## start Entries provided
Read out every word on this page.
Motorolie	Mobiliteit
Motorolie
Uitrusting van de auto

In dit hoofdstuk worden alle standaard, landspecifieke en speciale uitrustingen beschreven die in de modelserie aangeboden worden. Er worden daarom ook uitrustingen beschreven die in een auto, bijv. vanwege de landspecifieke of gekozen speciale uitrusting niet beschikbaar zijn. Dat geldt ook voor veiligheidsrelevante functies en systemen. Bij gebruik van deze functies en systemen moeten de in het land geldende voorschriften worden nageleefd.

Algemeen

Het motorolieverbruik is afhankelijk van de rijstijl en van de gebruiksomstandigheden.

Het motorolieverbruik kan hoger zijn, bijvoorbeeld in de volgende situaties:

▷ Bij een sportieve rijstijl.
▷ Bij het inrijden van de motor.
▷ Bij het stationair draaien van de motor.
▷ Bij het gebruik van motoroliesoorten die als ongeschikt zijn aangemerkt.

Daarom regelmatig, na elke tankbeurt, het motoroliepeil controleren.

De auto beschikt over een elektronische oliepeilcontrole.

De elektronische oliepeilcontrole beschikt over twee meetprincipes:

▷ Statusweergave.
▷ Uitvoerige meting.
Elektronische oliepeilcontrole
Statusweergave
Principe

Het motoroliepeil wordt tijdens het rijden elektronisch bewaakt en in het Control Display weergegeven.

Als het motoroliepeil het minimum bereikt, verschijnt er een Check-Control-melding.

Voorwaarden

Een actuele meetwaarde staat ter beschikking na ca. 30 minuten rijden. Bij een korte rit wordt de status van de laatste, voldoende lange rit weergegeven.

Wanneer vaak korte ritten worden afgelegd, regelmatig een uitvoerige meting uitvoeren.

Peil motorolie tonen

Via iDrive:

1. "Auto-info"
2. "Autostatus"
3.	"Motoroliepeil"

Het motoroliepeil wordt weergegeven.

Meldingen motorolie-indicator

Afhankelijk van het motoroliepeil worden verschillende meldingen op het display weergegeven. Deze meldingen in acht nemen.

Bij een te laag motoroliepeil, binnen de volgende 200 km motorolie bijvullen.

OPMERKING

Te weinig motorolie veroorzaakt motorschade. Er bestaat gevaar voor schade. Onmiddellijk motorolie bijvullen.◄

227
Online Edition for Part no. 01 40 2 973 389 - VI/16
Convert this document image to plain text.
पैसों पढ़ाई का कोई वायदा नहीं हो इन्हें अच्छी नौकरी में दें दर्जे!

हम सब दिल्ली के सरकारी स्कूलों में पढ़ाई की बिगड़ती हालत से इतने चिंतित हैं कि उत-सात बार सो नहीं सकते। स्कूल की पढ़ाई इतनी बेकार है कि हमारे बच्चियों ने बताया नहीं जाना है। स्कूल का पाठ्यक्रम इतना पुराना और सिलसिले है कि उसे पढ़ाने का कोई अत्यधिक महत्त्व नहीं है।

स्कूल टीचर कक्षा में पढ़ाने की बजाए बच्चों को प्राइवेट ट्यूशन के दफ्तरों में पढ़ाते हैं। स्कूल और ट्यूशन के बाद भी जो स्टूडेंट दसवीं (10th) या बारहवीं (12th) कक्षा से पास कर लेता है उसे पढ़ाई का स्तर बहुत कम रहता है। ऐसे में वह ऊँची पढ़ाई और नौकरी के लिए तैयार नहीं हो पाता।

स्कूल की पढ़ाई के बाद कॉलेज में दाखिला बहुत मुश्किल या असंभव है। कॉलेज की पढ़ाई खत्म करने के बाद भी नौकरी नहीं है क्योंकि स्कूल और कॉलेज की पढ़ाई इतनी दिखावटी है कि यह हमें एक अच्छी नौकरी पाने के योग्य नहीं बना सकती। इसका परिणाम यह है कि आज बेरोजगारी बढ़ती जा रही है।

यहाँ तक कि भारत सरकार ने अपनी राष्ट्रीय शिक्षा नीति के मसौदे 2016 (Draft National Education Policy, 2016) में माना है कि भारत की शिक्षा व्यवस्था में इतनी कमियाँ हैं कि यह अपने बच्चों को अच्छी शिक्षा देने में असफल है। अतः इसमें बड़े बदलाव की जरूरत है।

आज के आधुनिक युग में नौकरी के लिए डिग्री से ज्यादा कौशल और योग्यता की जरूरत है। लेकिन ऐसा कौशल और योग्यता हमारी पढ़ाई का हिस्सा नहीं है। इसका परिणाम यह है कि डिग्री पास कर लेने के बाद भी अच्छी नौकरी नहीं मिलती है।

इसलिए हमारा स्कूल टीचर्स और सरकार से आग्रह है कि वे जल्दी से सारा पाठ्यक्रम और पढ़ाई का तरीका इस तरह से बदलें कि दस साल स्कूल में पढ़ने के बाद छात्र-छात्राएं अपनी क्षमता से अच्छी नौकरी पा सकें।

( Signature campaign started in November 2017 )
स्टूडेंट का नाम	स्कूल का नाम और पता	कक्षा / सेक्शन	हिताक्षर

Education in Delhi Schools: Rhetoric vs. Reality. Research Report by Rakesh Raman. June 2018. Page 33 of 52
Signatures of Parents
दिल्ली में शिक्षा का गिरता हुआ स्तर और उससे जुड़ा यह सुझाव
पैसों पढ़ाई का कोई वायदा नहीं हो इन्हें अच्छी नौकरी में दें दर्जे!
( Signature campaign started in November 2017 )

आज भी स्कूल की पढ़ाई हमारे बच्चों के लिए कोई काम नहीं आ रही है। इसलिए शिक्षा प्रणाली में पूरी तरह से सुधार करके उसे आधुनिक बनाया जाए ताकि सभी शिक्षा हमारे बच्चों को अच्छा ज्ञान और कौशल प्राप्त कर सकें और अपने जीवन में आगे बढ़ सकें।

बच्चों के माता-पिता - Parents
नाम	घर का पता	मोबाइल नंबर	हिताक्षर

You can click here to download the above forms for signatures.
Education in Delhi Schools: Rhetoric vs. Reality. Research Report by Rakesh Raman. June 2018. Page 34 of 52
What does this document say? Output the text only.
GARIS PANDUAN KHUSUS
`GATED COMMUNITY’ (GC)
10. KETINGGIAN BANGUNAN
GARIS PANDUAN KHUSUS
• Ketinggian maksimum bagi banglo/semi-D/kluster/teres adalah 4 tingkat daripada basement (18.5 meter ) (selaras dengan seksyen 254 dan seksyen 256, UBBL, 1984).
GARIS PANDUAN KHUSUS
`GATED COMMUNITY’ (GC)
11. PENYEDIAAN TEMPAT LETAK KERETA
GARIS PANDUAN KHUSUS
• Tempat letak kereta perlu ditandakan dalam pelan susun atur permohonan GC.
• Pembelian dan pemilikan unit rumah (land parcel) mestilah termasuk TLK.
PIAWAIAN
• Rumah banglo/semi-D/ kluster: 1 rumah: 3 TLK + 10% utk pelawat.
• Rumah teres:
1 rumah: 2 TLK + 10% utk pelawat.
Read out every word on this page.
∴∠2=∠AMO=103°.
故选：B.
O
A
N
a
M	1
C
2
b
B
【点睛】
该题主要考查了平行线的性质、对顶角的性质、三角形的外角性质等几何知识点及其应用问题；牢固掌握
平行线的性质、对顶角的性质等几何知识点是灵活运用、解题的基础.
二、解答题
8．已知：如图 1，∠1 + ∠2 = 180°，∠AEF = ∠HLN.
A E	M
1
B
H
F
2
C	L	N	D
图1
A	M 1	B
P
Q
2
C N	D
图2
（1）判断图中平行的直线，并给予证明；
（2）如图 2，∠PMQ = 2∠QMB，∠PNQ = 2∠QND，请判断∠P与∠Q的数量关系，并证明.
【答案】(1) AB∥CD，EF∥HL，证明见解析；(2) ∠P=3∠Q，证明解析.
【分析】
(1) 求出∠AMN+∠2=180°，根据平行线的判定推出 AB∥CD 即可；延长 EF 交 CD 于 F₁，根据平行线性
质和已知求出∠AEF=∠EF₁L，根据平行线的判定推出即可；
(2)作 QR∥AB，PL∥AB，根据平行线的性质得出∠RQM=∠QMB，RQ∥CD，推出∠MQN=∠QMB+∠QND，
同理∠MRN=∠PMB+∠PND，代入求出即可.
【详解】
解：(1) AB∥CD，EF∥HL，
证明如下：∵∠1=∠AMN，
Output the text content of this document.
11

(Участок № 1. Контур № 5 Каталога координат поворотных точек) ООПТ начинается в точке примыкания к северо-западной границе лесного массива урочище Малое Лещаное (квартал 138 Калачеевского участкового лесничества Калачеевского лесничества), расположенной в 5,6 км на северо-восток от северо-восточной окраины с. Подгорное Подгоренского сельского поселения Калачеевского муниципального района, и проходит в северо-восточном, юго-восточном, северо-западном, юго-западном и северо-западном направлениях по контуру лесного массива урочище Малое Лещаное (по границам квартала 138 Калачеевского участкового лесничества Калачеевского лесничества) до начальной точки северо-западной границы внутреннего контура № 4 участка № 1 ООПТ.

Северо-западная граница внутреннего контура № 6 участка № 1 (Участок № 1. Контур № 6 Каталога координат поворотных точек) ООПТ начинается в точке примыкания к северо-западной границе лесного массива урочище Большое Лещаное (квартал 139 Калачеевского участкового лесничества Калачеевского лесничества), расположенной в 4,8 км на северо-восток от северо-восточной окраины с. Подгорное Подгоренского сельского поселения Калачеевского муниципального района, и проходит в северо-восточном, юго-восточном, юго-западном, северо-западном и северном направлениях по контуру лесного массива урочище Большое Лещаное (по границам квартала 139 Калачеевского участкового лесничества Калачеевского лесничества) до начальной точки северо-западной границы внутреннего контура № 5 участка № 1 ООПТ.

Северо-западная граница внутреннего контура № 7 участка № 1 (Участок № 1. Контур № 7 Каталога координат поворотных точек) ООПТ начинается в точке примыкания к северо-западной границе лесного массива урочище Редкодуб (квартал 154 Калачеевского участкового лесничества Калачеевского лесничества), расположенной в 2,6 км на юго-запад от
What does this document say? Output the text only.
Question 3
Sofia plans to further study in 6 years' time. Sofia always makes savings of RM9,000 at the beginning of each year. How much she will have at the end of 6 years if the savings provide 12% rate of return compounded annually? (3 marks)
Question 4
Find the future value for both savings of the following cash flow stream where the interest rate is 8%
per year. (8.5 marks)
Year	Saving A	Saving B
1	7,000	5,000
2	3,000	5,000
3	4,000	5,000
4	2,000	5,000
## end Entries provided
Prompt: Wherever the string "поселения" appears in the entries above, list that line.

Written reply:
(Участок № 1. Контур № 5 Каталога координат поворотных точек) ООПТ начинается в точке примыкания к северо-западной границе лесного массива урочище Малое Лещаное (квартал 138 Калачеевского участкового лесничества Калачеевского лесничества), расположенной в 5,6 км на северо-восток от северо-восточной окраины с. Подгорное Подгоренского сельского поселения Калачеевского муниципального района, и проходит в северо-восточном, юго-восточном, северо-западном, юго-западном и северо-западном направлениях по контуру лесного массива урочище Малое Лещаное (по границам квартала 138 Калачеевского участкового лесничества Калачеевского лесничества) до начальной точки северо-западной границы внутреннего контура № 4 участка № 1 ООПТ.
Северо-западная граница внутреннего контура № 6 участка № 1 (Участок № 1. Контур № 6 Каталога координат поворотных точек) ООПТ начинается в точке примыкания к северо-западной границе лесного массива урочище Большое Лещаное (квартал 139 Калачеевского участкового лесничества Калачеевского лесничества), расположенной в 4,8 км на северо-восток от северо-восточной окраины с. Подгорное Подгоренского сельского поселения Калачеевского муниципального района, и проходит в северо-восточном, юго-восточном, юго-западном, северо-западном и северном направлениях по контуру лесного массива урочище Большое Лещаное (по границам квартала 139 Калачеевского участкового лесничества Калачеевского лесничества) до начальной точки северо-западной границы внутреннего контура № 5 участка № 1 ООПТ.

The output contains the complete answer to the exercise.